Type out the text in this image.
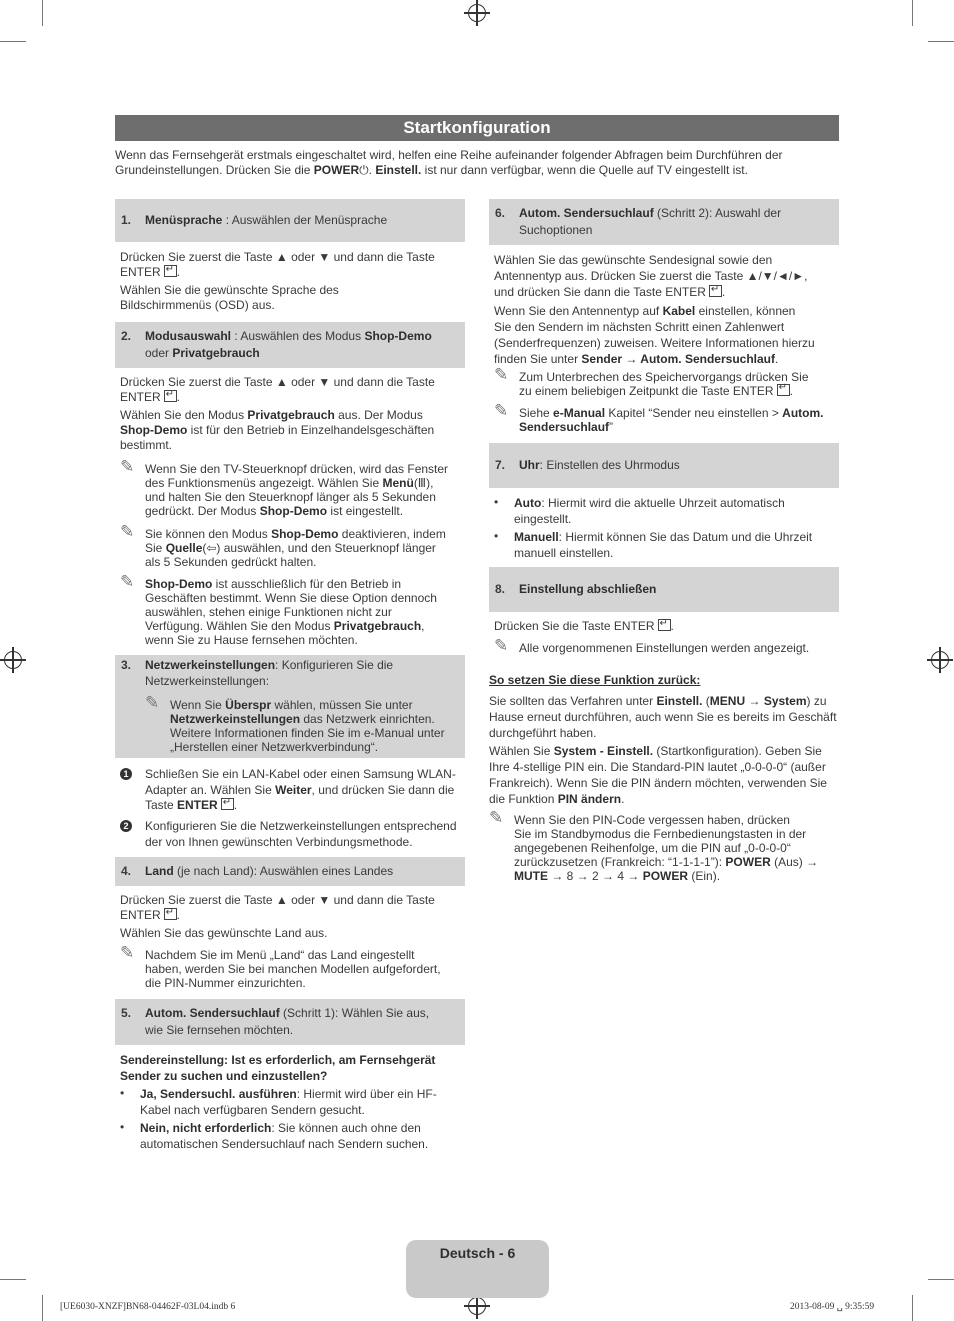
Startkonfiguration
Wenn das Fernsehgerät erstmals eingeschaltet wird, helfen eine Reihe aufeinander folgender Abfragen beim Durchführen der
Grundeinstellungen. Drücken Sie die POWER⏻. Einstell. ist nur dann verfügbar, wenn die Quelle auf TV eingestellt ist.
1. Menüsprache : Auswählen der Menüsprache
Drücken Sie zuerst die Taste ▲ oder ▼ und dann die Taste
ENTER ↵ .
Wählen Sie die gewünschte Sprache des
Bildschirmmenüs (OSD) aus.
2. Modusauswahl : Auswählen des Modus Shop-Demo
oder Privatgebrauch
Drücken Sie zuerst die Taste ▲ oder ▼ und dann die Taste
ENTER ↵ .
Wählen Sie den Modus Privatgebrauch aus. Der Modus
Shop-Demo ist für den Betrieb in Einzelhandelsgeschäften
bestimmt.
✎ Wenn Sie den TV-Steuerknopf drücken, wird das Fenster
des Funktionsmenüs angezeigt. Wählen Sie Menü(Ⅲ),
und halten Sie den Steuerknopf länger als 5 Sekunden
gedrückt. Der Modus Shop-Demo ist eingestellt.
✎ Sie können den Modus Shop-Demo deaktivieren, indem
Sie Quelle(⇦) auswählen, und den Steuerknopf länger
als 5 Sekunden gedrückt halten.
✎ Shop-Demo ist ausschließlich für den Betrieb in
Geschäften bestimmt. Wenn Sie diese Option dennoch
auswählen, stehen einige Funktionen nicht zur
Verfügung. Wählen Sie den Modus Privatgebrauch,
wenn Sie zu Hause fernsehen möchten.
3. Netzwerkeinstellungen: Konfigurieren Sie die
Netzwerkeinstellungen:
✎ Wenn Sie Überspr wählen, müssen Sie unter
Netzwerkeinstellungen das Netzwerk einrichten.
Weitere Informationen finden Sie im e-Manual unter
„Herstellen einer Netzwerkverbindung“.
1 Schließen Sie ein LAN-Kabel oder einen Samsung WLAN-
Adapter an. Wählen Sie Weiter, und drücken Sie dann die
Taste ENTER ↵ .
2 Konfigurieren Sie die Netzwerkeinstellungen entsprechend
der von Ihnen gewünschten Verbindungsmethode.
4. Land (je nach Land): Auswählen eines Landes
Drücken Sie zuerst die Taste ▲ oder ▼ und dann die Taste
ENTER ↵ .
Wählen Sie das gewünschte Land aus.
✎ Nachdem Sie im Menü „Land“ das Land eingestellt
haben, werden Sie bei manchen Modellen aufgefordert,
die PIN-Nummer einzurichten.
5. Autom. Sendersuchlauf (Schritt 1): Wählen Sie aus,
wie Sie fernsehen möchten.
Sendereinstellung: Ist es erforderlich, am Fernsehgerät
Sender zu suchen und einzustellen?
• Ja, Sendersuchl. ausführen: Hiermit wird über ein HF-
Kabel nach verfügbaren Sendern gesucht.
• Nein, nicht erforderlich: Sie können auch ohne den
automatischen Sendersuchlauf nach Sendern suchen.
6. Autom. Sendersuchlauf (Schritt 2): Auswahl der
Suchoptionen
Wählen Sie das gewünschte Sendesignal sowie den
Antennentyp aus. Drücken Sie zuerst die Taste ▲/▼/◄/►,
und drücken Sie dann die Taste ENTER ↵ .
Wenn Sie den Antennentyp auf Kabel einstellen, können
Sie den Sendern im nächsten Schritt einen Zahlenwert
(Senderfrequenzen) zuweisen. Weitere Informationen hierzu
finden Sie unter Sender → Autom. Sendersuchlauf.
✎ Zum Unterbrechen des Speichervorgangs drücken Sie
zu einem beliebigen Zeitpunkt die Taste ENTER ↵ .
✎ Siehe e-Manual Kapitel “Sender neu einstellen > Autom.
Sendersuchlauf”
7. Uhr: Einstellen des Uhrmodus
• Auto: Hiermit wird die aktuelle Uhrzeit automatisch
eingestellt.
• Manuell: Hiermit können Sie das Datum und die Uhrzeit
manuell einstellen.
8. Einstellung abschließen
Drücken Sie die Taste ENTER ↵ .
✎ Alle vorgenommenen Einstellungen werden angezeigt.
So setzen Sie diese Funktion zurück:
Sie sollten das Verfahren unter Einstell. (MENU → System) zu
Hause erneut durchführen, auch wenn Sie es bereits im Geschäft
durchgeführt haben.
Wählen Sie System - Einstell. (Startkonfiguration). Geben Sie
Ihre 4-stellige PIN ein. Die Standard-PIN lautet „0-0-0-0“ (außer
Frankreich). Wenn Sie die PIN ändern möchten, verwenden Sie
die Funktion PIN ändern.
✎ Wenn Sie den PIN-Code vergessen haben, drücken
Sie im Standbymodus die Fernbedienungstasten in der
angegebenen Reihenfolge, um die PIN auf „0-0-0-0“
zurückzusetzen (Frankreich: “1-1-1-1”): POWER (Aus) →
MUTE → 8 → 2 → 4 → POWER (Ein).
Deutsch - 6
[UE6030-XNZF]BN68-04462F-03L04.indb 6	2013-08-09 ␣ 9:35:59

**WORK INSTRUCTIONS**
Scan the material above for "Hause". Copy every line where it appears.

**TASK SOLUTION**
wenn Sie zu Hause fernsehen möchten.
Hause erneut durchführen, auch wenn Sie es bereits im Geschäft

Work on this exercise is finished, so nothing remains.